[Assigned task]
All of the records below need to be returned exactly.

[Recorded information]
┄┄┄┄┄┄┄┄┄┄┄┄┄┄┄┄┄┄┄┄

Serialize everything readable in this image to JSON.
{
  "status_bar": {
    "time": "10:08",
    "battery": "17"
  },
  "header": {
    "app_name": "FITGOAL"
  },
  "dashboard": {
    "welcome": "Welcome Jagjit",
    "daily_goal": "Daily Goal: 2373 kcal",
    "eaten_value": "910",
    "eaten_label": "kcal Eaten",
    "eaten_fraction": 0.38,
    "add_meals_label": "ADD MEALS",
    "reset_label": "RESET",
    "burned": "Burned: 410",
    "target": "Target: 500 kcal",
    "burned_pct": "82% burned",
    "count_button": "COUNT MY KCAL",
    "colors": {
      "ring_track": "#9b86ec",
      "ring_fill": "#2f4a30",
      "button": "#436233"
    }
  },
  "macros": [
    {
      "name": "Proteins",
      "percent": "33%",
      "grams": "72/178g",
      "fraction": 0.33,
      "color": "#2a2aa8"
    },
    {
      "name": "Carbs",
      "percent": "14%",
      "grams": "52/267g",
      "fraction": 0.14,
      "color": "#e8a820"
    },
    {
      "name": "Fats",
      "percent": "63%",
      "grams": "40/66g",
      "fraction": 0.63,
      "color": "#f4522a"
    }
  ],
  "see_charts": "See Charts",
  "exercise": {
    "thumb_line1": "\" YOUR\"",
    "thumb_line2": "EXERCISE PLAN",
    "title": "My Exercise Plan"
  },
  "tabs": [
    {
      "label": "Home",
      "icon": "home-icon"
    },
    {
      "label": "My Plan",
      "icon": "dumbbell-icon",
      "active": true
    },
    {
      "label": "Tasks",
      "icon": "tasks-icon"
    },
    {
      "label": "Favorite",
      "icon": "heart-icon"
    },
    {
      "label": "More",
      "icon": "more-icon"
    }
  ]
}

┄┄┄┄┄┄┄┄┄┄┄┄┄┄┄┄┄┄┄┄

[Result of this exercise]
Serialize everything readable in this image to JSON.
{
  "status_bar": {
    "time": "10:08",
    "battery": "17"
  },
  "header": {
    "app_name": "FITGOAL"
  },
  "dashboard": {
    "welcome": "Welcome Jagjit",
    "daily_goal": "Daily Goal: 2373 kcal",
    "eaten_value": "910",
    "eaten_label": "kcal Eaten",
    "eaten_fraction": 0.38,
    "add_meals_label": "ADD MEALS",
    "reset_label": "RESET",
    "burned": "Burned: 410",
    "target": "Target: 500 kcal",
    "burned_pct": "82% burned",
    "count_button": "COUNT MY KCAL",
    "colors": {
      "ring_track": "#9b86ec",
      "ring_fill": "#2f4a30",
      "button": "#436233"
    }
  },
  "macros": [
    {
      "name": "Proteins",
      "percent": "33%",
      "grams": "72/178g",
      "fraction": 0.33,
      "color": "#2a2aa8"
    },
    {
      "name": "Carbs",
      "percent": "14%",
      "grams": "52/267g",
      "fraction": 0.14,
      "color": "#e8a820"
    },
    {
      "name": "Fats",
      "percent": "63%",
      "grams": "40/66g",
      "fraction": 0.63,
      "color": "#f4522a"
    }
  ],
  "see_charts": "See Charts",
  "exercise": {
    "thumb_line1": "\" YOUR\"",
    "thumb_line2": "EXERCISE PLAN",
    "title": "My Exercise Plan"
  },
  "tabs": [
    {
      "label": "Home",
      "icon": "home-icon"
    },
    {
      "label": "My Plan",
      "icon": "dumbbell-icon",
      "active": true
    },
    {
      "label": "Tasks",
      "icon": "tasks-icon"
    },
    {
      "label": "Favorite",
      "icon": "heart-icon"
    },
    {
      "label": "More",
      "icon": "more-icon"
    }
  ]
}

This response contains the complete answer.